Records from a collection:
───
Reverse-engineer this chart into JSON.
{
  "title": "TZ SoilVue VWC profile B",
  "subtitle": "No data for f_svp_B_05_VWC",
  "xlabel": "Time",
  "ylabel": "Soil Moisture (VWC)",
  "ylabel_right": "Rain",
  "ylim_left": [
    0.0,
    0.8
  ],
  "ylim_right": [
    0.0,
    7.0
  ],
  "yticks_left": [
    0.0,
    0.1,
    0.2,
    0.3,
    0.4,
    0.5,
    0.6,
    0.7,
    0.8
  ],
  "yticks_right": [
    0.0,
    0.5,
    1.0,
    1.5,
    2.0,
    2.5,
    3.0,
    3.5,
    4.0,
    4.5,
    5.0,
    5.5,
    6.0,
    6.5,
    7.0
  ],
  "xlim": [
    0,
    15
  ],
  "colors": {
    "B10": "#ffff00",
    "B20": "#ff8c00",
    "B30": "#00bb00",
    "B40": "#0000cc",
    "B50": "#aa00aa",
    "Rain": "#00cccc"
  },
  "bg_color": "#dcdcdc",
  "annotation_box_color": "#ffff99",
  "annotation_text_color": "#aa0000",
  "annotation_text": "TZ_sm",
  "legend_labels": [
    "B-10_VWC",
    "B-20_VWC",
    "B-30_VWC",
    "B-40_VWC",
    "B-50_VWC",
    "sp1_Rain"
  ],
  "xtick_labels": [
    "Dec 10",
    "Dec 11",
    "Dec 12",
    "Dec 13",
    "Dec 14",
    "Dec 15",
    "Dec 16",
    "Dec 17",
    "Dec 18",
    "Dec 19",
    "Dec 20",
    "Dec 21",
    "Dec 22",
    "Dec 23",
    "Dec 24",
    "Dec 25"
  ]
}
───
**Exercise description:** Return each line of the records above exactly as it reads.

**Solved exercise:**
Reverse-engineer this chart into JSON.
{
  "title": "TZ SoilVue VWC profile B",
  "subtitle": "No data for f_svp_B_05_VWC",
  "xlabel": "Time",
  "ylabel": "Soil Moisture (VWC)",
  "ylabel_right": "Rain",
  "ylim_left": [
    0.0,
    0.8
  ],
  "ylim_right": [
    0.0,
    7.0
  ],
  "yticks_left": [
    0.0,
    0.1,
    0.2,
    0.3,
    0.4,
    0.5,
    0.6,
    0.7,
    0.8
  ],
  "yticks_right": [
    0.0,
    0.5,
    1.0,
    1.5,
    2.0,
    2.5,
    3.0,
    3.5,
    4.0,
    4.5,
    5.0,
    5.5,
    6.0,
    6.5,
    7.0
  ],
  "xlim": [
    0,
    15
  ],
  "colors": {
    "B10": "#ffff00",
    "B20": "#ff8c00",
    "B30": "#00bb00",
    "B40": "#0000cc",
    "B50": "#aa00aa",
    "Rain": "#00cccc"
  },
  "bg_color": "#dcdcdc",
  "annotation_box_color": "#ffff99",
  "annotation_text_color": "#aa0000",
  "annotation_text": "TZ_sm",
  "legend_labels": [
    "B-10_VWC",
    "B-20_VWC",
    "B-30_VWC",
    "B-40_VWC",
    "B-50_VWC",
    "sp1_Rain"
  ],
  "xtick_labels": [
    "Dec 10",
    "Dec 11",
    "Dec 12",
    "Dec 13",
    "Dec 14",
    "Dec 15",
    "Dec 16",
    "Dec 17",
    "Dec 18",
    "Dec 19",
    "Dec 20",
    "Dec 21",
    "Dec 22",
    "Dec 23",
    "Dec 24",
    "Dec 25"
  ]
}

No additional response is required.